= PROBLEM TO WORK ON =
Across the listing below, how many lines hold "Dividend"? Reply with the number by itself.

--- Start INPUT RECORDS ---

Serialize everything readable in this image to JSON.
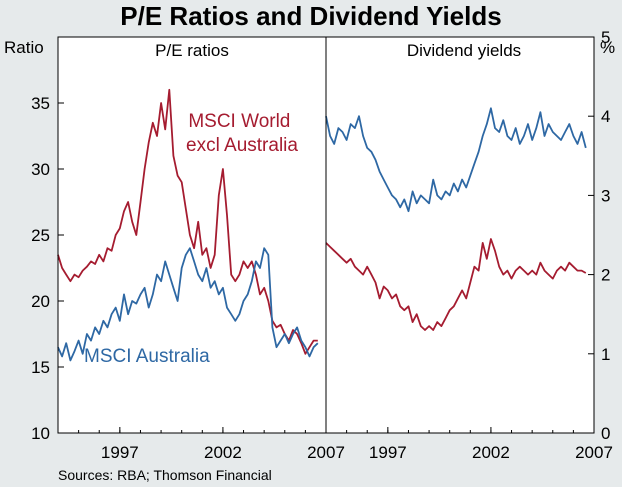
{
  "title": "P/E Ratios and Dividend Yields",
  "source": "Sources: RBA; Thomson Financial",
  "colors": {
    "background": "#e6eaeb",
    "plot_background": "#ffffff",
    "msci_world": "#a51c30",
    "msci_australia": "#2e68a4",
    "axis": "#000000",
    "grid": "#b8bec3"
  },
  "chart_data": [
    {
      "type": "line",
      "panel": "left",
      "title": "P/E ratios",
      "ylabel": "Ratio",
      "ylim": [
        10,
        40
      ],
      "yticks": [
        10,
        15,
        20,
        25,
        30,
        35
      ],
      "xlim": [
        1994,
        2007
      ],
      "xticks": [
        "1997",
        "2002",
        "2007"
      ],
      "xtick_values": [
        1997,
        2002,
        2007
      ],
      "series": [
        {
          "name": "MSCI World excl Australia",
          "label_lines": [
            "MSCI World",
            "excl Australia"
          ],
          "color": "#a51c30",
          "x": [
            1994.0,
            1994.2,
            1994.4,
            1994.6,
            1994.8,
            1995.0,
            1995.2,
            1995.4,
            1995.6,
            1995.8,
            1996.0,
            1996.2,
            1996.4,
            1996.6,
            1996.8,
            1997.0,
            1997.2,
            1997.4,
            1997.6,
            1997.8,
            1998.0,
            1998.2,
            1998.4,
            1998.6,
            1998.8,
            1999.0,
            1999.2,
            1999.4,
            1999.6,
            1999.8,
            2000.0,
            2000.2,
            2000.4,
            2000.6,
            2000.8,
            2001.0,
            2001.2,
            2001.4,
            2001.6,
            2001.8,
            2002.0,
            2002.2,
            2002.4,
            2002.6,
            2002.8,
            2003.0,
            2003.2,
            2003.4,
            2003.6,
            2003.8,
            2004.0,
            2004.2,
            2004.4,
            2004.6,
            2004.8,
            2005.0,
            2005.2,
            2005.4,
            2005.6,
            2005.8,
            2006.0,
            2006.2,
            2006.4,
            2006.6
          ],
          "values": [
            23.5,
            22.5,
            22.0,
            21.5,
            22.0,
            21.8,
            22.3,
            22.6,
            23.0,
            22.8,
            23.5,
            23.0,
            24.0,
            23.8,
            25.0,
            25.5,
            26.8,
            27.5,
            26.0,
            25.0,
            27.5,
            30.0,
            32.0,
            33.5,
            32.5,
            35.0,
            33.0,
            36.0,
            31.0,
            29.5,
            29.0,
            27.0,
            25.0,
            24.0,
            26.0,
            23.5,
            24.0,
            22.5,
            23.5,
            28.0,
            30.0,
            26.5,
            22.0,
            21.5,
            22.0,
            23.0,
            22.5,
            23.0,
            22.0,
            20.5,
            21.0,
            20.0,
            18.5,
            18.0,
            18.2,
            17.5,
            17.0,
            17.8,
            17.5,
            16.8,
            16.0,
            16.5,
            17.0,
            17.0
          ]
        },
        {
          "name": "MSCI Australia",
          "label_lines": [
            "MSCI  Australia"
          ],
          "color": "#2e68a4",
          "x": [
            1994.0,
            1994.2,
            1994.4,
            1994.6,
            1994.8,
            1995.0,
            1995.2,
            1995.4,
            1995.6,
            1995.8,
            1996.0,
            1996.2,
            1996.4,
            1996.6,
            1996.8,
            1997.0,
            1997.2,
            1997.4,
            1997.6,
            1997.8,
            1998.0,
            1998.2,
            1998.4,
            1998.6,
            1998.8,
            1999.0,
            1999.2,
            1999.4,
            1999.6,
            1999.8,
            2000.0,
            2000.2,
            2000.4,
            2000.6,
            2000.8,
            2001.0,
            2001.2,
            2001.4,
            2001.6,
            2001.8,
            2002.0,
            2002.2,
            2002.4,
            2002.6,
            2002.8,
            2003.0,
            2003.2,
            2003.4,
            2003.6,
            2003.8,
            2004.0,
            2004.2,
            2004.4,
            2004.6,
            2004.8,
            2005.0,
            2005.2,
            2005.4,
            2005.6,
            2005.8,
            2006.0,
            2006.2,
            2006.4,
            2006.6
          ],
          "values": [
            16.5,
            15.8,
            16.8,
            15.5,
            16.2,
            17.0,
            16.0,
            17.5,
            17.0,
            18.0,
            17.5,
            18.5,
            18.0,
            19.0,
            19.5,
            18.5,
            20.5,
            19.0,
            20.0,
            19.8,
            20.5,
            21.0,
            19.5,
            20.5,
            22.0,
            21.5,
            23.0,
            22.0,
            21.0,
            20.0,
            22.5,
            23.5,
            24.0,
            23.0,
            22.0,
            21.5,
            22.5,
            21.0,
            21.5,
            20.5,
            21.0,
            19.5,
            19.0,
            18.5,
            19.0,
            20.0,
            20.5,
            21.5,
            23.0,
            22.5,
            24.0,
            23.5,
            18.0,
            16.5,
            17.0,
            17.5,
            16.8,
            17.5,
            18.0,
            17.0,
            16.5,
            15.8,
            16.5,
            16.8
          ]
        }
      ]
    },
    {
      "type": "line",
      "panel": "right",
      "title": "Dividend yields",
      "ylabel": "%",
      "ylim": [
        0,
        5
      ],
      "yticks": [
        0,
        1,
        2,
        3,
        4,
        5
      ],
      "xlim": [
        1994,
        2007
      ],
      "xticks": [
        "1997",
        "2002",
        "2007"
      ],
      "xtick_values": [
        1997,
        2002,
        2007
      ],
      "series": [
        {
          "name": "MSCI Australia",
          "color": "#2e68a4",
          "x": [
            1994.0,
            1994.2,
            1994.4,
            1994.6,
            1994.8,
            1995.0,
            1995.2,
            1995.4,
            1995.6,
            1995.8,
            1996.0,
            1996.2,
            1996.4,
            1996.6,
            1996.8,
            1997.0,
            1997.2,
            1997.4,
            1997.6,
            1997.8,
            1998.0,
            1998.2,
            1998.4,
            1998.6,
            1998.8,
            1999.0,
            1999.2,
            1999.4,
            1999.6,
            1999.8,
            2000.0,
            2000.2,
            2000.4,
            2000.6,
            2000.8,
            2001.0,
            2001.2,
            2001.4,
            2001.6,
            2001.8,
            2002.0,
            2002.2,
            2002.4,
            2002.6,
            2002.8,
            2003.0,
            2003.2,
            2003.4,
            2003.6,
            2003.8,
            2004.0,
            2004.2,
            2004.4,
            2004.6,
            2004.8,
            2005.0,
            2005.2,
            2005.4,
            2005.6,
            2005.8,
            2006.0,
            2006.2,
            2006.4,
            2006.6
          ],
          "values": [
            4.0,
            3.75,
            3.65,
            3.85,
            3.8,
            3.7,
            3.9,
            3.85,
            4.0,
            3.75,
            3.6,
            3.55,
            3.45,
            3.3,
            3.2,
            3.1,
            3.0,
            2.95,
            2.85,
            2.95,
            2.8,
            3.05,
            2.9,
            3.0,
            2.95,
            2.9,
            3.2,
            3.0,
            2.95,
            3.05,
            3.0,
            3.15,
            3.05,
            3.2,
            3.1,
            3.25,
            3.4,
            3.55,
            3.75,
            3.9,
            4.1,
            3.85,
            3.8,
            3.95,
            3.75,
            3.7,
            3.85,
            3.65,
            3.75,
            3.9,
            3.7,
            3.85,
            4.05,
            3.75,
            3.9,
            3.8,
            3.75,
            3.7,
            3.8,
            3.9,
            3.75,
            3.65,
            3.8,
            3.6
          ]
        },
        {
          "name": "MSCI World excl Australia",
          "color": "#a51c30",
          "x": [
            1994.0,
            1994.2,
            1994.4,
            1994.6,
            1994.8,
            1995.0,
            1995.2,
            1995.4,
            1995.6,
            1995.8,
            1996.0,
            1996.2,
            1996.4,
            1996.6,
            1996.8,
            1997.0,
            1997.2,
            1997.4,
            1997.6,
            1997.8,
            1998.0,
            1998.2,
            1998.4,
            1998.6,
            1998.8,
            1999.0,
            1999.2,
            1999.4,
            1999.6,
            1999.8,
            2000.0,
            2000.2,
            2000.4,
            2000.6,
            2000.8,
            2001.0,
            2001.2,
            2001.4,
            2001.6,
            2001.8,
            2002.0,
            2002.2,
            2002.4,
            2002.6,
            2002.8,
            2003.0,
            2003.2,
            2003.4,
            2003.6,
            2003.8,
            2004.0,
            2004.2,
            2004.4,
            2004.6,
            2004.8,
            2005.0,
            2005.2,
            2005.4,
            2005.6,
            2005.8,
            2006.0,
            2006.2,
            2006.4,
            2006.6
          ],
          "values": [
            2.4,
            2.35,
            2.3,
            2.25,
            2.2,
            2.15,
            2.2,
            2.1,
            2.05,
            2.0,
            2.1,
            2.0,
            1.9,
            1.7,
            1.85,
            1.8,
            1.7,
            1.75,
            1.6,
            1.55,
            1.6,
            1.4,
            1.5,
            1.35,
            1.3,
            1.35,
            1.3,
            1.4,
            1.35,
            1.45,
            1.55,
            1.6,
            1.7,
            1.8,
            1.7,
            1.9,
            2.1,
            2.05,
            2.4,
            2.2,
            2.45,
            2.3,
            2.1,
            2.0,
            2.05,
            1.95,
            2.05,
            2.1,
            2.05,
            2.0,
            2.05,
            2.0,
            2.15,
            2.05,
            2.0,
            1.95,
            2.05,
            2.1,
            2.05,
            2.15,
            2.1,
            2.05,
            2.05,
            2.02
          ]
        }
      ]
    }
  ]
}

--- End INPUT RECORDS ---
--- Start INPUT RECORDS ---

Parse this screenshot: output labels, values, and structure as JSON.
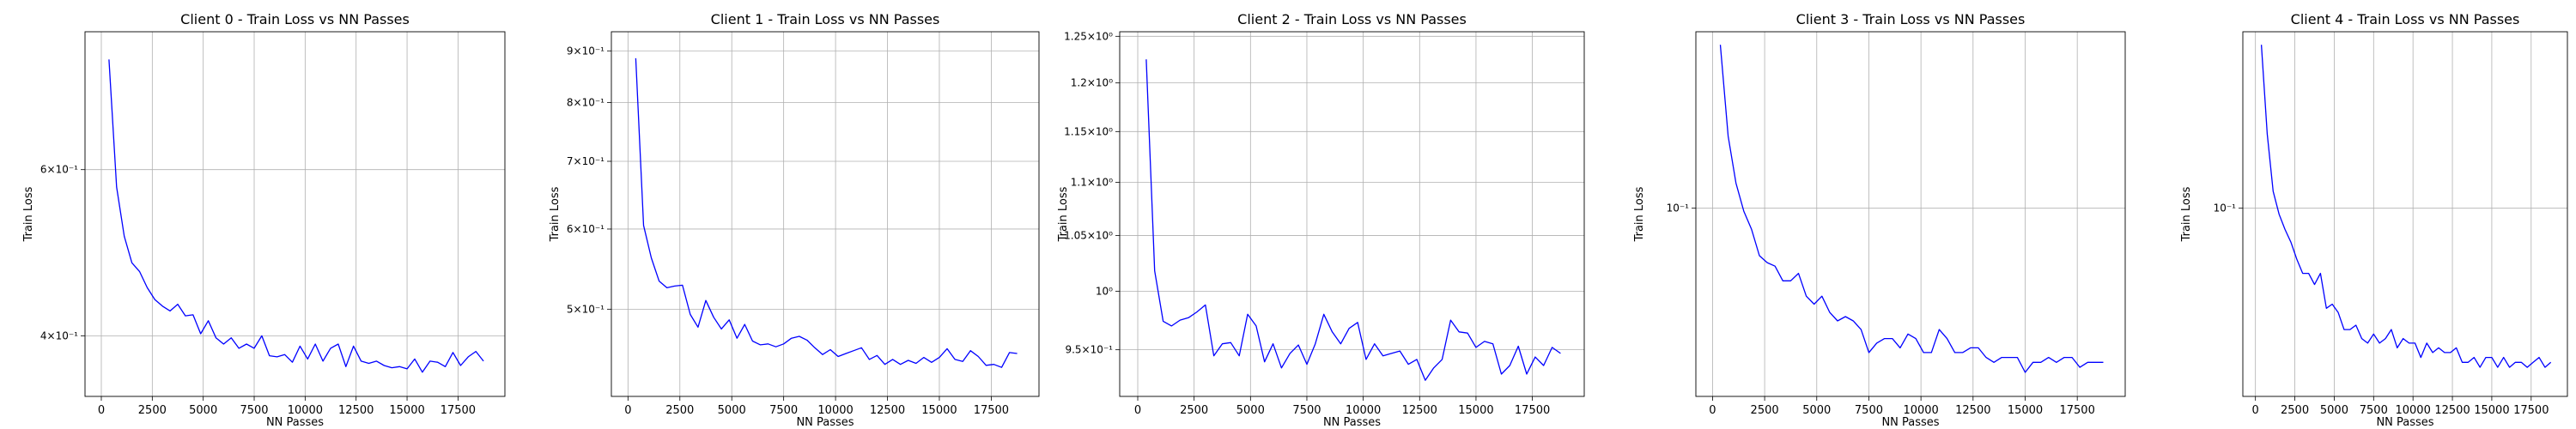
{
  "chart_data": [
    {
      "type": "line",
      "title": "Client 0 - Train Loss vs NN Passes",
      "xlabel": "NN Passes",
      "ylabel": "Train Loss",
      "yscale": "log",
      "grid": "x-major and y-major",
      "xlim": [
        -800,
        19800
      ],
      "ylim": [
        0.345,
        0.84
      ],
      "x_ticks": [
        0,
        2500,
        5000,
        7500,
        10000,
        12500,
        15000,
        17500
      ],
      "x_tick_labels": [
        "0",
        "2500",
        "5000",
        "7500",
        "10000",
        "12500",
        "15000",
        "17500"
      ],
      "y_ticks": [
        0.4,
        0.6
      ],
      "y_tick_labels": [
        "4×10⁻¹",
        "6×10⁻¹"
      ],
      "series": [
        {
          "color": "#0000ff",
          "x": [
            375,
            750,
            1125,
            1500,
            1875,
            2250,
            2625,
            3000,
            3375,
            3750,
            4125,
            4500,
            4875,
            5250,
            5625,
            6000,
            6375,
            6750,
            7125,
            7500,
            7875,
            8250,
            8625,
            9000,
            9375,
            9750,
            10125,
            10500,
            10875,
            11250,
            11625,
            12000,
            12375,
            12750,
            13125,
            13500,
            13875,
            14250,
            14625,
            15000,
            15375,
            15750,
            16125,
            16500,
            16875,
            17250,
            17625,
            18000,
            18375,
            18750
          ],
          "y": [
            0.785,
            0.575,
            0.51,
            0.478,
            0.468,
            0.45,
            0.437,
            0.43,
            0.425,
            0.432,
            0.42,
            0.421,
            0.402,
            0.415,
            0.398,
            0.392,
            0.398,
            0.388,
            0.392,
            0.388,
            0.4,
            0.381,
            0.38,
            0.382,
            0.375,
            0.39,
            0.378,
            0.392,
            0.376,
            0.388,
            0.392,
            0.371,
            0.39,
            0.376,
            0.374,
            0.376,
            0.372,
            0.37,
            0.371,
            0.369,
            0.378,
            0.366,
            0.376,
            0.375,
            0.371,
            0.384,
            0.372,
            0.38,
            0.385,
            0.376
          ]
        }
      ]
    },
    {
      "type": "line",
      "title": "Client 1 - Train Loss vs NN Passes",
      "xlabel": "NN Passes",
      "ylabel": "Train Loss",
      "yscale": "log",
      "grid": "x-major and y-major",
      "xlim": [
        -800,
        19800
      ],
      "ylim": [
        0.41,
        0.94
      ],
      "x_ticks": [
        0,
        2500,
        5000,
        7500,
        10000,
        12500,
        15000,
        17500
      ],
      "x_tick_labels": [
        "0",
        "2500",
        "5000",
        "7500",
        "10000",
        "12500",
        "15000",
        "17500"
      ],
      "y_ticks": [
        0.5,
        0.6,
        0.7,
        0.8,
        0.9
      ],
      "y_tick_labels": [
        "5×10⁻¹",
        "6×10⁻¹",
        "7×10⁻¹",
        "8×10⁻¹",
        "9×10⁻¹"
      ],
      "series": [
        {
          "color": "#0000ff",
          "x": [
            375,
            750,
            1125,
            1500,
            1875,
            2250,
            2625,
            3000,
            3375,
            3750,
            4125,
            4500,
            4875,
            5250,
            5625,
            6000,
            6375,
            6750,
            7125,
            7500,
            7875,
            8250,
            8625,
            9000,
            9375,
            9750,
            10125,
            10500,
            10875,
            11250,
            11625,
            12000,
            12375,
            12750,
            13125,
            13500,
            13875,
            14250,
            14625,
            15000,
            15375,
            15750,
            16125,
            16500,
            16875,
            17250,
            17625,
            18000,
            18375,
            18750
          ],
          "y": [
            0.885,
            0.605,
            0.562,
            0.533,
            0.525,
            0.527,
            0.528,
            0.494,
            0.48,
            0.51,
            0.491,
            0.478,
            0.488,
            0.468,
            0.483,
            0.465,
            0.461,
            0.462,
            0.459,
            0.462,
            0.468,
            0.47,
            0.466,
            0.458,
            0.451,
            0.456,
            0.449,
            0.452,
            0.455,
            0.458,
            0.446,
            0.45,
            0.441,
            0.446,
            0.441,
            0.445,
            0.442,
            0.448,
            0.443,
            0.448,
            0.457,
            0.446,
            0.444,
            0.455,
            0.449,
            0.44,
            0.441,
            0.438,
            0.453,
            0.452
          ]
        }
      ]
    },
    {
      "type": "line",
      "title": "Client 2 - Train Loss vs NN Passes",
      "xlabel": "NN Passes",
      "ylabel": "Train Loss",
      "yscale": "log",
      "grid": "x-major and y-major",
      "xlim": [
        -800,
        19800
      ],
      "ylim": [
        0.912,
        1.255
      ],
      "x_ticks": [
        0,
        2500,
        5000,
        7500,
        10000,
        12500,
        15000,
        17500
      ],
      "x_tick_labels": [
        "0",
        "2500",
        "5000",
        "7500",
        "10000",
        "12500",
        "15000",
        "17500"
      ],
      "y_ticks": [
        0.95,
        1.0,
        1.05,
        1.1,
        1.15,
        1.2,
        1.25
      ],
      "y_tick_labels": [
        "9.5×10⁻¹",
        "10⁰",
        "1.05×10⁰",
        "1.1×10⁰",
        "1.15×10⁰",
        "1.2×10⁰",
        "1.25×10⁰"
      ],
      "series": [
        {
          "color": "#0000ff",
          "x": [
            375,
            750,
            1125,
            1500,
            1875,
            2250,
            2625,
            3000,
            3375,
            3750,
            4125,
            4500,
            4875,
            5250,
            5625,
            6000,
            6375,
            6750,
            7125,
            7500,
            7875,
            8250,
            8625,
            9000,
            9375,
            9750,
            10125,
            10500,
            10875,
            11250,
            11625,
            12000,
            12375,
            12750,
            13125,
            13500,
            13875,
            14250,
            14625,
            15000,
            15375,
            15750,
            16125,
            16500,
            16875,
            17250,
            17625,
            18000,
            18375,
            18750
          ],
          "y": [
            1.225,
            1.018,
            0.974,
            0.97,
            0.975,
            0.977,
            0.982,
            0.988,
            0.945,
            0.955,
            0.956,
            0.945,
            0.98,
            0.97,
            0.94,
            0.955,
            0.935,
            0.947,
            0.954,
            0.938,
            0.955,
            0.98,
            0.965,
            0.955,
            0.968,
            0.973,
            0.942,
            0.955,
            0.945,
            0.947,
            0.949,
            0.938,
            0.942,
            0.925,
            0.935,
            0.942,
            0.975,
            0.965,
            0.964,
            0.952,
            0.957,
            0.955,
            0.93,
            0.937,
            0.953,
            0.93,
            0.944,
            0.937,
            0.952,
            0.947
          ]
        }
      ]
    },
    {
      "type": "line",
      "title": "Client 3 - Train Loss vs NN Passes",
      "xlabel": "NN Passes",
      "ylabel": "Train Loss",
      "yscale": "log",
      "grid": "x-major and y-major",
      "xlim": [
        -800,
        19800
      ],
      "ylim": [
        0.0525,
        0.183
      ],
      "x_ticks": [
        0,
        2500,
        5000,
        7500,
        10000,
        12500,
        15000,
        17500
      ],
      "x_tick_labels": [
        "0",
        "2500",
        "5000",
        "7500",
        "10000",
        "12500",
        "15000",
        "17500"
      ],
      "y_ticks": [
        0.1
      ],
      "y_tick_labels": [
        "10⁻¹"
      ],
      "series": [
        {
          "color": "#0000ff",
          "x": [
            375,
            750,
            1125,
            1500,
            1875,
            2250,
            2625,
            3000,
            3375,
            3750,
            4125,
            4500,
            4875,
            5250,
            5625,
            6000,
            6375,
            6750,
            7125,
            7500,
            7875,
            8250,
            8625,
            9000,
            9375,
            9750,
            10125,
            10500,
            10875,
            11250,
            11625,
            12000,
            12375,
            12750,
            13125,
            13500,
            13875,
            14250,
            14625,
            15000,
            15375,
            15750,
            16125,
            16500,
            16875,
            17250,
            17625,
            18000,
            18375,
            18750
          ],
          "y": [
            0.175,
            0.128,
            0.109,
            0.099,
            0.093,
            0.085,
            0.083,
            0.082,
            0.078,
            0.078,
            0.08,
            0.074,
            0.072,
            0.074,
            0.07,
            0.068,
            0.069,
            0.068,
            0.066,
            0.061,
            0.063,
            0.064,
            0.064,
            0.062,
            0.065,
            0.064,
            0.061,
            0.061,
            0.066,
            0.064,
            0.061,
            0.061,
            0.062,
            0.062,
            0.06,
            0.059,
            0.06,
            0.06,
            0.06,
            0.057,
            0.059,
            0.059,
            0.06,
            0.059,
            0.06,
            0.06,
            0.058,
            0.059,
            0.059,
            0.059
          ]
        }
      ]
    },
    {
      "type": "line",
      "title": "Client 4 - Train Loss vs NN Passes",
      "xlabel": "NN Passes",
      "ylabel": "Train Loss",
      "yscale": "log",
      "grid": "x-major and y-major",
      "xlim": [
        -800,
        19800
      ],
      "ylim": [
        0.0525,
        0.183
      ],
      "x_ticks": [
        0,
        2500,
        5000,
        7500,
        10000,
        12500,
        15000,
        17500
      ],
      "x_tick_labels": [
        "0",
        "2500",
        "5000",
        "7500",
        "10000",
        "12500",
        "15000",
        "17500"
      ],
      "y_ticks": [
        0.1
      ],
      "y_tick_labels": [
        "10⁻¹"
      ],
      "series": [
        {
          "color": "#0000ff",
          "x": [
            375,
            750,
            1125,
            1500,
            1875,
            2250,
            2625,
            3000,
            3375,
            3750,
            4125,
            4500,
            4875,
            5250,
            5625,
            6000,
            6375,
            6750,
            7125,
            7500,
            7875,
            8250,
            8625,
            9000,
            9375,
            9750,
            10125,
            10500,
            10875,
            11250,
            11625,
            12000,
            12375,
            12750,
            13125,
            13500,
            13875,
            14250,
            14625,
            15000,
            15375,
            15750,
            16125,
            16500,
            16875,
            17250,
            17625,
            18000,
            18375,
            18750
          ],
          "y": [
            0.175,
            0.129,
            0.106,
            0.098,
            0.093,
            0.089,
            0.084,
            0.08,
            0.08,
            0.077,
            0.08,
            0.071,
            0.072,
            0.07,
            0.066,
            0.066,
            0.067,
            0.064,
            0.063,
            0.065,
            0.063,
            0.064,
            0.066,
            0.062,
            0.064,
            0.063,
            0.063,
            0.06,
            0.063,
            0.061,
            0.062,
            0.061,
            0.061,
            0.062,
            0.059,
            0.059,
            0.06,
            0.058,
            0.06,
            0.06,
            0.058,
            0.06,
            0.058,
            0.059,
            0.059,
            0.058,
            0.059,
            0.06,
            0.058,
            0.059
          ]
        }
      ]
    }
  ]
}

--- End INPUT RECORDS ---

= EXPECTED ANSWER =
2